● Records supplied:
* START *
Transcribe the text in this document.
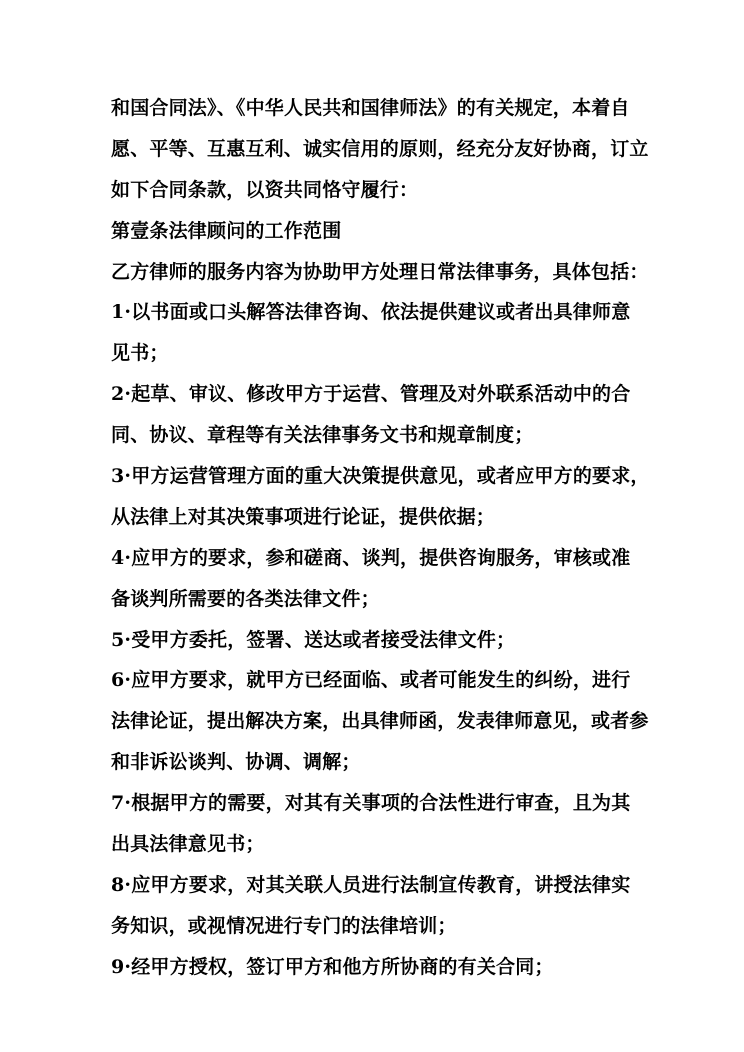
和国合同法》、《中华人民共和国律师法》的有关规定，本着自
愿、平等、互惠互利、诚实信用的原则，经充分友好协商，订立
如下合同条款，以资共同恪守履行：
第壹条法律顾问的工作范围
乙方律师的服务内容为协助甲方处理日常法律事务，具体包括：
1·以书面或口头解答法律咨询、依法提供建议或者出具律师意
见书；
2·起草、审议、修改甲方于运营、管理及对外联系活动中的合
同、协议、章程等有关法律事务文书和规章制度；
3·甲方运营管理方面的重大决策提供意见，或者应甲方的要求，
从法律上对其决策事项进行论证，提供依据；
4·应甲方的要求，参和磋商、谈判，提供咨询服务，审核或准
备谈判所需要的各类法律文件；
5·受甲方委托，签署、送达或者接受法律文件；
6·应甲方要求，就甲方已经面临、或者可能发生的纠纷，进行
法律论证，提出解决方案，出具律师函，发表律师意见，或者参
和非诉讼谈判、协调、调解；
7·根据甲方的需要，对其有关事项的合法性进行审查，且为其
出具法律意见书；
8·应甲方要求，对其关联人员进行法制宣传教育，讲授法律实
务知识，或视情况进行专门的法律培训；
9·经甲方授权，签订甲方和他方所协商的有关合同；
* END *
● What to produce:
Quote each record exactly as it stands, minus the pictures.

● Result of the task:
Transcribe the text in this document.
和国合同法》、《中华人民共和国律师法》的有关规定，本着自
愿、平等、互惠互利、诚实信用的原则，经充分友好协商，订立
如下合同条款，以资共同恪守履行：
第壹条法律顾问的工作范围
乙方律师的服务内容为协助甲方处理日常法律事务，具体包括：
1·以书面或口头解答法律咨询、依法提供建议或者出具律师意
见书；
2·起草、审议、修改甲方于运营、管理及对外联系活动中的合
同、协议、章程等有关法律事务文书和规章制度；
3·甲方运营管理方面的重大决策提供意见，或者应甲方的要求，
从法律上对其决策事项进行论证，提供依据；
4·应甲方的要求，参和磋商、谈判，提供咨询服务，审核或准
备谈判所需要的各类法律文件；
5·受甲方委托，签署、送达或者接受法律文件；
6·应甲方要求，就甲方已经面临、或者可能发生的纠纷，进行
法律论证，提出解决方案，出具律师函，发表律师意见，或者参
和非诉讼谈判、协调、调解；
7·根据甲方的需要，对其有关事项的合法性进行审查，且为其
出具法律意见书；
8·应甲方要求，对其关联人员进行法制宣传教育，讲授法律实
务知识，或视情况进行专门的法律培训；
9·经甲方授权，签订甲方和他方所协商的有关合同；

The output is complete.